> Exercise goal:
Give every entry again, word for word and in full.

> Material to process:
□ □ □

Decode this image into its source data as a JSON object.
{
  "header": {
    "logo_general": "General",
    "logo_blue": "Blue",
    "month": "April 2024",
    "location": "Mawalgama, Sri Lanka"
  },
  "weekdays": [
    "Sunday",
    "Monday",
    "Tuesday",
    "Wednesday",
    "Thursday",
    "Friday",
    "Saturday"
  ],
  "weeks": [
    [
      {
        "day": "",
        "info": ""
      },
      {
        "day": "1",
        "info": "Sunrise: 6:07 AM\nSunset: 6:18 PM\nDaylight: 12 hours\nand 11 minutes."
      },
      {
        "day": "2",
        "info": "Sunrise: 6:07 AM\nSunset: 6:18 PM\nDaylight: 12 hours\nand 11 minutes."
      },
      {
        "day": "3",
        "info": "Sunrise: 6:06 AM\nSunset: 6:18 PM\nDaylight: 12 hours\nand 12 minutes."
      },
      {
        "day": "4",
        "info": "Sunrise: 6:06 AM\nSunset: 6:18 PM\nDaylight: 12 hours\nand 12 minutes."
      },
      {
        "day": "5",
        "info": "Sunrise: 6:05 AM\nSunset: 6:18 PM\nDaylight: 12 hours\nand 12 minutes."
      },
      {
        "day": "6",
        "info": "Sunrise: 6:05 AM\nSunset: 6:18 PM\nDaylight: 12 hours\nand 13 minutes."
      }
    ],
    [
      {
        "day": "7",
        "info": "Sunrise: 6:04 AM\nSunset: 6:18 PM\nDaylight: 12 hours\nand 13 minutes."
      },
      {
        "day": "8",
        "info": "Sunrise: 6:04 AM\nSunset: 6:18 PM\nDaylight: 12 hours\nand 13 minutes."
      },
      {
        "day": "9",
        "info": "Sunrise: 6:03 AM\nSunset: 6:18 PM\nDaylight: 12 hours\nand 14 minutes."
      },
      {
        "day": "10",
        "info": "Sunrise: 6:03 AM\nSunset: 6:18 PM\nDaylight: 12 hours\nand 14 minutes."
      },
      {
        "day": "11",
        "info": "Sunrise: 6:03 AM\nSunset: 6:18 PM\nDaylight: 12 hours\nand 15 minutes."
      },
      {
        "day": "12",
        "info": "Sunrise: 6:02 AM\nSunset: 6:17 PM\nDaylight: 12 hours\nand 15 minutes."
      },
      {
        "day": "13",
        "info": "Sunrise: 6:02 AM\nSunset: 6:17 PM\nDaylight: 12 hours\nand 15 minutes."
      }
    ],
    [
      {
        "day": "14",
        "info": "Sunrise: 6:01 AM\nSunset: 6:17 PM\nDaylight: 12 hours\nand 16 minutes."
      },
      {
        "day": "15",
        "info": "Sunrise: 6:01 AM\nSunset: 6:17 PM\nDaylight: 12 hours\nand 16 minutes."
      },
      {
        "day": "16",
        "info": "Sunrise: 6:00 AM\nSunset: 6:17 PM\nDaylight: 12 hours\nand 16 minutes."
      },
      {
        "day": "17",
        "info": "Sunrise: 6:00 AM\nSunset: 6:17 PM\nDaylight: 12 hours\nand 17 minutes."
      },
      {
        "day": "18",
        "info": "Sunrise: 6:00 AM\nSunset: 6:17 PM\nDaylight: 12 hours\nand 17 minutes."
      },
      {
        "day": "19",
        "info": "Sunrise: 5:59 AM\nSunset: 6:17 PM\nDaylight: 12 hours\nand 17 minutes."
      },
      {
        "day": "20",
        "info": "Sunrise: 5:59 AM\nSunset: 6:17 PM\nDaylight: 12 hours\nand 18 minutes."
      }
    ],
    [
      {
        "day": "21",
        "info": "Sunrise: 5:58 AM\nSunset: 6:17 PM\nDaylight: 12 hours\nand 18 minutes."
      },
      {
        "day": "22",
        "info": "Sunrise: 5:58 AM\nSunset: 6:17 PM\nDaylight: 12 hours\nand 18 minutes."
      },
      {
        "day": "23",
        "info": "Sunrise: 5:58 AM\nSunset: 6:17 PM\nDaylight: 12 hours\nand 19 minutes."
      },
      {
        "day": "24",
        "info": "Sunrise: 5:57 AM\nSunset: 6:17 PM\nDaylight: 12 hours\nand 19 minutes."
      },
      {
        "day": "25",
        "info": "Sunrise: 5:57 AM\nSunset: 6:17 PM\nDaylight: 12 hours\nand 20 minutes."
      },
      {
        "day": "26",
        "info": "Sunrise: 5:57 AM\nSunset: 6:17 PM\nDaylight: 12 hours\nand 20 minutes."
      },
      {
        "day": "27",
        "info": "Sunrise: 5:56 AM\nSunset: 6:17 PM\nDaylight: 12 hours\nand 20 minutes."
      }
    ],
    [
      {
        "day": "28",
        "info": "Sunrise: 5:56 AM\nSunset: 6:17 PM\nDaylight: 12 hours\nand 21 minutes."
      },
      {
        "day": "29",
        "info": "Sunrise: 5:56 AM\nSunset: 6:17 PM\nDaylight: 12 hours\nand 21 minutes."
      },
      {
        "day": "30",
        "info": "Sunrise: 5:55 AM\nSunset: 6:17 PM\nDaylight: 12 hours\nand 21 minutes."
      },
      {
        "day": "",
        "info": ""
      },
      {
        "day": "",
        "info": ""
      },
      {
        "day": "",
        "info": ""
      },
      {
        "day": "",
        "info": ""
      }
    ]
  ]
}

□ □ □

> Solved problem:
Decode this image into its source data as a JSON object.
{
  "header": {
    "logo_general": "General",
    "logo_blue": "Blue",
    "month": "April 2024",
    "location": "Mawalgama, Sri Lanka"
  },
  "weekdays": [
    "Sunday",
    "Monday",
    "Tuesday",
    "Wednesday",
    "Thursday",
    "Friday",
    "Saturday"
  ],
  "weeks": [
    [
      {
        "day": "",
        "info": ""
      },
      {
        "day": "1",
        "info": "Sunrise: 6:07 AM\nSunset: 6:18 PM\nDaylight: 12 hours\nand 11 minutes."
      },
      {
        "day": "2",
        "info": "Sunrise: 6:07 AM\nSunset: 6:18 PM\nDaylight: 12 hours\nand 11 minutes."
      },
      {
        "day": "3",
        "info": "Sunrise: 6:06 AM\nSunset: 6:18 PM\nDaylight: 12 hours\nand 12 minutes."
      },
      {
        "day": "4",
        "info": "Sunrise: 6:06 AM\nSunset: 6:18 PM\nDaylight: 12 hours\nand 12 minutes."
      },
      {
        "day": "5",
        "info": "Sunrise: 6:05 AM\nSunset: 6:18 PM\nDaylight: 12 hours\nand 12 minutes."
      },
      {
        "day": "6",
        "info": "Sunrise: 6:05 AM\nSunset: 6:18 PM\nDaylight: 12 hours\nand 13 minutes."
      }
    ],
    [
      {
        "day": "7",
        "info": "Sunrise: 6:04 AM\nSunset: 6:18 PM\nDaylight: 12 hours\nand 13 minutes."
      },
      {
        "day": "8",
        "info": "Sunrise: 6:04 AM\nSunset: 6:18 PM\nDaylight: 12 hours\nand 13 minutes."
      },
      {
        "day": "9",
        "info": "Sunrise: 6:03 AM\nSunset: 6:18 PM\nDaylight: 12 hours\nand 14 minutes."
      },
      {
        "day": "10",
        "info": "Sunrise: 6:03 AM\nSunset: 6:18 PM\nDaylight: 12 hours\nand 14 minutes."
      },
      {
        "day": "11",
        "info": "Sunrise: 6:03 AM\nSunset: 6:18 PM\nDaylight: 12 hours\nand 15 minutes."
      },
      {
        "day": "12",
        "info": "Sunrise: 6:02 AM\nSunset: 6:17 PM\nDaylight: 12 hours\nand 15 minutes."
      },
      {
        "day": "13",
        "info": "Sunrise: 6:02 AM\nSunset: 6:17 PM\nDaylight: 12 hours\nand 15 minutes."
      }
    ],
    [
      {
        "day": "14",
        "info": "Sunrise: 6:01 AM\nSunset: 6:17 PM\nDaylight: 12 hours\nand 16 minutes."
      },
      {
        "day": "15",
        "info": "Sunrise: 6:01 AM\nSunset: 6:17 PM\nDaylight: 12 hours\nand 16 minutes."
      },
      {
        "day": "16",
        "info": "Sunrise: 6:00 AM\nSunset: 6:17 PM\nDaylight: 12 hours\nand 16 minutes."
      },
      {
        "day": "17",
        "info": "Sunrise: 6:00 AM\nSunset: 6:17 PM\nDaylight: 12 hours\nand 17 minutes."
      },
      {
        "day": "18",
        "info": "Sunrise: 6:00 AM\nSunset: 6:17 PM\nDaylight: 12 hours\nand 17 minutes."
      },
      {
        "day": "19",
        "info": "Sunrise: 5:59 AM\nSunset: 6:17 PM\nDaylight: 12 hours\nand 17 minutes."
      },
      {
        "day": "20",
        "info": "Sunrise: 5:59 AM\nSunset: 6:17 PM\nDaylight: 12 hours\nand 18 minutes."
      }
    ],
    [
      {
        "day": "21",
        "info": "Sunrise: 5:58 AM\nSunset: 6:17 PM\nDaylight: 12 hours\nand 18 minutes."
      },
      {
        "day": "22",
        "info": "Sunrise: 5:58 AM\nSunset: 6:17 PM\nDaylight: 12 hours\nand 18 minutes."
      },
      {
        "day": "23",
        "info": "Sunrise: 5:58 AM\nSunset: 6:17 PM\nDaylight: 12 hours\nand 19 minutes."
      },
      {
        "day": "24",
        "info": "Sunrise: 5:57 AM\nSunset: 6:17 PM\nDaylight: 12 hours\nand 19 minutes."
      },
      {
        "day": "25",
        "info": "Sunrise: 5:57 AM\nSunset: 6:17 PM\nDaylight: 12 hours\nand 20 minutes."
      },
      {
        "day": "26",
        "info": "Sunrise: 5:57 AM\nSunset: 6:17 PM\nDaylight: 12 hours\nand 20 minutes."
      },
      {
        "day": "27",
        "info": "Sunrise: 5:56 AM\nSunset: 6:17 PM\nDaylight: 12 hours\nand 20 minutes."
      }
    ],
    [
      {
        "day": "28",
        "info": "Sunrise: 5:56 AM\nSunset: 6:17 PM\nDaylight: 12 hours\nand 21 minutes."
      },
      {
        "day": "29",
        "info": "Sunrise: 5:56 AM\nSunset: 6:17 PM\nDaylight: 12 hours\nand 21 minutes."
      },
      {
        "day": "30",
        "info": "Sunrise: 5:55 AM\nSunset: 6:17 PM\nDaylight: 12 hours\nand 21 minutes."
      },
      {
        "day": "",
        "info": ""
      },
      {
        "day": "",
        "info": ""
      },
      {
        "day": "",
        "info": ""
      },
      {
        "day": "",
        "info": ""
      }
    ]
  ]
}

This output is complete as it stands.